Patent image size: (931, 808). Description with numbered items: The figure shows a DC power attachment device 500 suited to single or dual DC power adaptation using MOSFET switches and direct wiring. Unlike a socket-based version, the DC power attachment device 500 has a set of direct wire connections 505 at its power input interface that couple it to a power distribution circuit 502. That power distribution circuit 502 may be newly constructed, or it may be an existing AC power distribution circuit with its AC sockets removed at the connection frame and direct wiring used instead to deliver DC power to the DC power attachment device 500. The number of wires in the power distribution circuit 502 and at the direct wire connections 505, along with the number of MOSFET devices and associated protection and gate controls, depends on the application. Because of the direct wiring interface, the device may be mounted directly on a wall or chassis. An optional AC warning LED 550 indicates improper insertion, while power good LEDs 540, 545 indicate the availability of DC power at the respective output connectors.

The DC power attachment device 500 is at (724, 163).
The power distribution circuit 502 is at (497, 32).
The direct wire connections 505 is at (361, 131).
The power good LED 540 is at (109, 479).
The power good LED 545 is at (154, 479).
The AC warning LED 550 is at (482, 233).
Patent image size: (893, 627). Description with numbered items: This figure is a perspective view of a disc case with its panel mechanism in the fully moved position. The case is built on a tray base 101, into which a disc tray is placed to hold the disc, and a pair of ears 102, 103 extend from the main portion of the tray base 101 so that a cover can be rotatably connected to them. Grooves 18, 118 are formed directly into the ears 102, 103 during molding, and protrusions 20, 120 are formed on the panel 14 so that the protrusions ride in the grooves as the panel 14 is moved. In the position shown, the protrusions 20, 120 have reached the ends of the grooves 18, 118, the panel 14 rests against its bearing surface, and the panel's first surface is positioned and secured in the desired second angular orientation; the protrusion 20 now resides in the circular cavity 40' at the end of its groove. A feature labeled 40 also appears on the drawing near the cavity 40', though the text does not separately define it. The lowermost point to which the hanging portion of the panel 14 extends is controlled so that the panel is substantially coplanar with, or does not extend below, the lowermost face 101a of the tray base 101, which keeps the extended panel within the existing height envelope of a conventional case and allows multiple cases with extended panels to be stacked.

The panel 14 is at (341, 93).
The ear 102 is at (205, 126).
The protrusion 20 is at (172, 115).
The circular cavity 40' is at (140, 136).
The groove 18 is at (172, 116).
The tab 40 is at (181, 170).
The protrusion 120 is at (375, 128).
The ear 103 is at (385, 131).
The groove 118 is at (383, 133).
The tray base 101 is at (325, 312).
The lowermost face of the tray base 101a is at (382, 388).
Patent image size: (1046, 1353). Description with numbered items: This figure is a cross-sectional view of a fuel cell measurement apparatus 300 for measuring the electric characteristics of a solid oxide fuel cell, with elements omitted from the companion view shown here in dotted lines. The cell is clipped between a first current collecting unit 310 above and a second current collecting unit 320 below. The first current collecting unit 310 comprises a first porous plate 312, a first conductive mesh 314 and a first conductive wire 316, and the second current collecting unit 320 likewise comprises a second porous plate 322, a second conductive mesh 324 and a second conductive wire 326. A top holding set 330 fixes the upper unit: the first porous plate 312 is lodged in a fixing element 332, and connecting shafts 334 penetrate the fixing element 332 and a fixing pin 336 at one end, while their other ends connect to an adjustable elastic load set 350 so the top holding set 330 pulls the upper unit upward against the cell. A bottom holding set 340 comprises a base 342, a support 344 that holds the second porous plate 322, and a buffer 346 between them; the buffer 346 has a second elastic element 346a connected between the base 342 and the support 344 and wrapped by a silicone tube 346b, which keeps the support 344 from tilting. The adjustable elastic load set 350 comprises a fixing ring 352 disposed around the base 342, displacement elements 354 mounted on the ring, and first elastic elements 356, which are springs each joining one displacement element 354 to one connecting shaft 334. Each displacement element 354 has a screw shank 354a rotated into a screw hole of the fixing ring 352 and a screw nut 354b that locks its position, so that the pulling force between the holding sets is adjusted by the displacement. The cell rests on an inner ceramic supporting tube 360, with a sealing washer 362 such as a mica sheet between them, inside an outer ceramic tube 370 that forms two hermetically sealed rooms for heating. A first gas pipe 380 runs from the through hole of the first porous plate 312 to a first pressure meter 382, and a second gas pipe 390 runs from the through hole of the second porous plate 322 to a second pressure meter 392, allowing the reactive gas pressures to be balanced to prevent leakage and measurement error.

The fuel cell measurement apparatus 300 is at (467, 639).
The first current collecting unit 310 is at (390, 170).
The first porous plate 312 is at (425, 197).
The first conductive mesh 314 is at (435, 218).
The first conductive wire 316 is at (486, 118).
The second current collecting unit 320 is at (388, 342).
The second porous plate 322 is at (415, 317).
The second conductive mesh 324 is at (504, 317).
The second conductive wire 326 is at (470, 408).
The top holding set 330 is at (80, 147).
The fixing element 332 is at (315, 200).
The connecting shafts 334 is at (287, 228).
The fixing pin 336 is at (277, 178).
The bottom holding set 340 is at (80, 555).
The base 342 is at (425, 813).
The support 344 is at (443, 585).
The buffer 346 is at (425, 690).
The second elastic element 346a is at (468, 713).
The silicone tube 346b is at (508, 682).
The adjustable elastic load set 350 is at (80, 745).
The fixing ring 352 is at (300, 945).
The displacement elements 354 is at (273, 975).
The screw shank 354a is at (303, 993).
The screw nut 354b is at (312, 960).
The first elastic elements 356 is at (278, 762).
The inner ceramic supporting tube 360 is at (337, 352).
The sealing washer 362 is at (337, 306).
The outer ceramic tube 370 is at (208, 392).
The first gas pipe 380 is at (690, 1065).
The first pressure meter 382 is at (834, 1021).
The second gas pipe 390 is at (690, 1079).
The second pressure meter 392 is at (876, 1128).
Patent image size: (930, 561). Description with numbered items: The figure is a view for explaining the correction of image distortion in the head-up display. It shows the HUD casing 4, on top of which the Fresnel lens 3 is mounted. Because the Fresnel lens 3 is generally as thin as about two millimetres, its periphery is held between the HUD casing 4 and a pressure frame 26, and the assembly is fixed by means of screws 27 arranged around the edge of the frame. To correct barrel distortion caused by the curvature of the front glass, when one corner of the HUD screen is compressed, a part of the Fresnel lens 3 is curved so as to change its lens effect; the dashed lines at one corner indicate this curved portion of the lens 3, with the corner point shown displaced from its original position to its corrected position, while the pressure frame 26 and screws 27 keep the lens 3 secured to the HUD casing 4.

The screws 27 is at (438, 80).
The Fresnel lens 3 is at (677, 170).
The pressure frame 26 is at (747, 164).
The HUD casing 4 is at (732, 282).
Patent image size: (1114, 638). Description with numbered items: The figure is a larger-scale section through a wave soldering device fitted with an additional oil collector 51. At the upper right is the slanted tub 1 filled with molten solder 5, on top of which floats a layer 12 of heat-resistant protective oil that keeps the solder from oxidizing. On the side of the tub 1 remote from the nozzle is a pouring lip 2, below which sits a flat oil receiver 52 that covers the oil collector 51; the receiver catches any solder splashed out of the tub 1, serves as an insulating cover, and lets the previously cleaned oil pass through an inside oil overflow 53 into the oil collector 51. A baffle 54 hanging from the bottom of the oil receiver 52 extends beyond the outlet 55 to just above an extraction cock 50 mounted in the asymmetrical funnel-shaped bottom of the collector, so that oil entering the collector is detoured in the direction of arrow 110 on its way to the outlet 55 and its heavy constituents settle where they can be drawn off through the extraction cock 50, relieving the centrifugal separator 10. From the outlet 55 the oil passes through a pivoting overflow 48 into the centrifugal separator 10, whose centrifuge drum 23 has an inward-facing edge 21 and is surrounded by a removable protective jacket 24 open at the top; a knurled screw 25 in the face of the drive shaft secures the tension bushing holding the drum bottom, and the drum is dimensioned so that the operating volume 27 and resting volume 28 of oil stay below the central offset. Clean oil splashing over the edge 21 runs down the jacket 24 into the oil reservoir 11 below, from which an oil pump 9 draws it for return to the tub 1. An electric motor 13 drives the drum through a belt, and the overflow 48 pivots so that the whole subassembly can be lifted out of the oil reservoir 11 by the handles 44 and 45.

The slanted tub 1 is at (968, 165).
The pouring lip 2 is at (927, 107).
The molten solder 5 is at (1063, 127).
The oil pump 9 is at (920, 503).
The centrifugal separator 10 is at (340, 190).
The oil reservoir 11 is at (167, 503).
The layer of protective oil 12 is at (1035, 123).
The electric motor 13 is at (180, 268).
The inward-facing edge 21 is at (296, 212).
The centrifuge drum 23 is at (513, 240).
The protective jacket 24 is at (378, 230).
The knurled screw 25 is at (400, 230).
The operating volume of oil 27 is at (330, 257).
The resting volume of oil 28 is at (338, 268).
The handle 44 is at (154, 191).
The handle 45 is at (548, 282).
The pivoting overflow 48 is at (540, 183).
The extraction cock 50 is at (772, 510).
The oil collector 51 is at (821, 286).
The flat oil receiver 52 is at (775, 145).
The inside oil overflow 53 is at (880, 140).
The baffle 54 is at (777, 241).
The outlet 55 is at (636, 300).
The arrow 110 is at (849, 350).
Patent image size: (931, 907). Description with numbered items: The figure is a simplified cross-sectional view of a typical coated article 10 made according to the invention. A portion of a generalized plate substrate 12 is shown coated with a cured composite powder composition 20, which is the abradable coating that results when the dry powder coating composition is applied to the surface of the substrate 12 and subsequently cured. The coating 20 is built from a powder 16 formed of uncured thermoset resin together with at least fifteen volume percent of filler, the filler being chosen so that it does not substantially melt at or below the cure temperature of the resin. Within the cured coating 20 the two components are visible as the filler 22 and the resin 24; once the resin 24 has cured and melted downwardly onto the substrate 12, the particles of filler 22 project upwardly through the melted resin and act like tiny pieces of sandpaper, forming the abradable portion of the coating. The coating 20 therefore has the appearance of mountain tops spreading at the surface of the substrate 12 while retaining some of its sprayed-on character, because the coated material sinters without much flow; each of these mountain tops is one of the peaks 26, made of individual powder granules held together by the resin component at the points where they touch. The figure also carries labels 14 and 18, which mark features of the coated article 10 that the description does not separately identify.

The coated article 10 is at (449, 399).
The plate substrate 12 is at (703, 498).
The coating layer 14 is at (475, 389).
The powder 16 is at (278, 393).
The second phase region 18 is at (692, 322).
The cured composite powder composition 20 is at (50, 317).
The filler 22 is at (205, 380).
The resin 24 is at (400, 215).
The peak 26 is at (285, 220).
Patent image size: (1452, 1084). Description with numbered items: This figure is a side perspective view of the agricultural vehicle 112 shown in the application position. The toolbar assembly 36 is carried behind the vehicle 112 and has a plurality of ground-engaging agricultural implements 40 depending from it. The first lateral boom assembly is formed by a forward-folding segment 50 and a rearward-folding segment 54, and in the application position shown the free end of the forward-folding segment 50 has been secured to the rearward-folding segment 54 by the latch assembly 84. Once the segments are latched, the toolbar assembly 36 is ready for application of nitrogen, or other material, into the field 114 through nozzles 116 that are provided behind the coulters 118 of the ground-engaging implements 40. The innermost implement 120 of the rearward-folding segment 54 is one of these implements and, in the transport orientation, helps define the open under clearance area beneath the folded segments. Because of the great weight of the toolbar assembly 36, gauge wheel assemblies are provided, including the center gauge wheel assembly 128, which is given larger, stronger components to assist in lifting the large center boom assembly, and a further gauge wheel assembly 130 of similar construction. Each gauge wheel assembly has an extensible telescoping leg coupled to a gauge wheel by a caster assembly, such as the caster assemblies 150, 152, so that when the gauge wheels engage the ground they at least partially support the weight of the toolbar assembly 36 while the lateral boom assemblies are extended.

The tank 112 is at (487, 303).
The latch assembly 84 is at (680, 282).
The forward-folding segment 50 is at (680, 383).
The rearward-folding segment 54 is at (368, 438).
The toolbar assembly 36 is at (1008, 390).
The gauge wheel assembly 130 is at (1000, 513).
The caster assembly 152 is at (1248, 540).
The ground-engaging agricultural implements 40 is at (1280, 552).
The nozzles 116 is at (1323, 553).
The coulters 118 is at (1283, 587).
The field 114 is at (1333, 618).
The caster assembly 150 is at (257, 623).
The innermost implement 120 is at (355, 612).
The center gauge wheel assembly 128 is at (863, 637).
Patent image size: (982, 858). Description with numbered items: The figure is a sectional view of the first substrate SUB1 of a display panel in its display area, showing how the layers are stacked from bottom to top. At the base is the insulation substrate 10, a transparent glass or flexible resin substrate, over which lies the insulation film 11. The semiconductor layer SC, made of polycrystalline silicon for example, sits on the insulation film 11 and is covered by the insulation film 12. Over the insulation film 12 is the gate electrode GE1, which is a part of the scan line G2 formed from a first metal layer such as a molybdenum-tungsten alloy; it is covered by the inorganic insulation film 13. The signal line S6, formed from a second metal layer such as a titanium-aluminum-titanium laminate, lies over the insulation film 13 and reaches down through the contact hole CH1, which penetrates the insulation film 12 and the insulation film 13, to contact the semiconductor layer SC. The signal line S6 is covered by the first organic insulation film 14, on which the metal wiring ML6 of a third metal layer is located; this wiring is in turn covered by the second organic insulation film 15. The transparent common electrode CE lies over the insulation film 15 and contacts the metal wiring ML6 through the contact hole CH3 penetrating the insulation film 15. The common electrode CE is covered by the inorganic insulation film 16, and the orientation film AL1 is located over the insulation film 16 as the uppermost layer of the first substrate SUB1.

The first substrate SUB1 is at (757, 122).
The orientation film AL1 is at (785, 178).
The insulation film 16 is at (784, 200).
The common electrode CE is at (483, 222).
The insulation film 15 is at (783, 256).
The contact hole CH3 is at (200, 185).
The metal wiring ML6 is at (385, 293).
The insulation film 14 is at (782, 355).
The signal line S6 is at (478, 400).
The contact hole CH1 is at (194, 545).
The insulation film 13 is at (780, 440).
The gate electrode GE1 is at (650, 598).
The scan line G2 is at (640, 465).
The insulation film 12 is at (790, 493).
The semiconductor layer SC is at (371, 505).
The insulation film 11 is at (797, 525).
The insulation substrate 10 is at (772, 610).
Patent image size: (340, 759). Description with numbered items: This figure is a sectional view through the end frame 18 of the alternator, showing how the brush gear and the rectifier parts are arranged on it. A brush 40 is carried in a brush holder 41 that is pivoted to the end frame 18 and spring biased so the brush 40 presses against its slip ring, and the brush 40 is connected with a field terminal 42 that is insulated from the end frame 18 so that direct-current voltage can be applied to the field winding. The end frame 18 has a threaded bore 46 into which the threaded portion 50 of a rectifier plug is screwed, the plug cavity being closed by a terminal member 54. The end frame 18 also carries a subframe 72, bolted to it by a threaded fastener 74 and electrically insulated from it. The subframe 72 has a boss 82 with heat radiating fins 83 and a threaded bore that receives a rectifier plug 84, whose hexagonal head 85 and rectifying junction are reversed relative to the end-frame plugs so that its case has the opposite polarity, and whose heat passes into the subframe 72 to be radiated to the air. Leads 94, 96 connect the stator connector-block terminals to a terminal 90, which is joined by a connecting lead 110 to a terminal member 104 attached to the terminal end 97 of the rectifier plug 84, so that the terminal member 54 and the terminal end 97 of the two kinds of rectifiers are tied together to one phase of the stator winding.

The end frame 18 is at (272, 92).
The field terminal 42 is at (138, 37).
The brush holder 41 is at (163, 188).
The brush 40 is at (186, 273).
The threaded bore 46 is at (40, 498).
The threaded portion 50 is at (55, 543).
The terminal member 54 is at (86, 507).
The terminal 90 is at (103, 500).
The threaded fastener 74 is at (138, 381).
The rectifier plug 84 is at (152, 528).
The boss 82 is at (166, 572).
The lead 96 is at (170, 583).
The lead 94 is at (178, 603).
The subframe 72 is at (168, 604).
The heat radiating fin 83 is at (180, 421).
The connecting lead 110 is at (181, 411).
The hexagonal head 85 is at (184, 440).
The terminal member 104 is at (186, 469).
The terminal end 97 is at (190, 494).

----

> **WHAT TO DO**
Can you retype the material word for word, everything from the line containing "Patent image size: (982, 858)." down to the line containing "The semiconductor layer SC is at (371, 505).", with both of those lines included?

> **THE REPLY**
Patent image size: (982, 858). Description with numbered items: The figure is a sectional view of the first substrate SUB1 of a display panel in its display area, showing how the layers are stacked from bottom to top. At the base is the insulation substrate 10, a transparent glass or flexible resin substrate, over which lies the insulation film 11. The semiconductor layer SC, made of polycrystalline silicon for example, sits on the insulation film 11 and is covered by the insulation film 12. Over the insulation film 12 is the gate electrode GE1, which is a part of the scan line G2 formed from a first metal layer such as a molybdenum-tungsten alloy; it is covered by the inorganic insulation film 13. The signal line S6, formed from a second metal layer such as a titanium-aluminum-titanium laminate, lies over the insulation film 13 and reaches down through the contact hole CH1, which penetrates the insulation film 12 and the insulation film 13, to contact the semiconductor layer SC. The signal line S6 is covered by the first organic insulation film 14, on which the metal wiring ML6 of a third metal layer is located; this wiring is in turn covered by the second organic insulation film 15. The transparent common electrode CE lies over the insulation film 15 and contacts the metal wiring ML6 through the contact hole CH3 penetrating the insulation film 15. The common electrode CE is covered by the inorganic insulation film 16, and the orientation film AL1 is located over the insulation film 16 as the uppermost layer of the first substrate SUB1.

The first substrate SUB1 is at (757, 122).
The orientation film AL1 is at (785, 178).
The insulation film 16 is at (784, 200).
The common electrode CE is at (483, 222).
The insulation film 15 is at (783, 256).
The contact hole CH3 is at (200, 185).
The metal wiring ML6 is at (385, 293).
The insulation film 14 is at (782, 355).
The signal line S6 is at (478, 400).
The contact hole CH1 is at (194, 545).
The insulation film 13 is at (780, 440).
The gate electrode GE1 is at (650, 598).
The scan line G2 is at (640, 465).
The insulation film 12 is at (790, 493).
The semiconductor layer SC is at (371, 505).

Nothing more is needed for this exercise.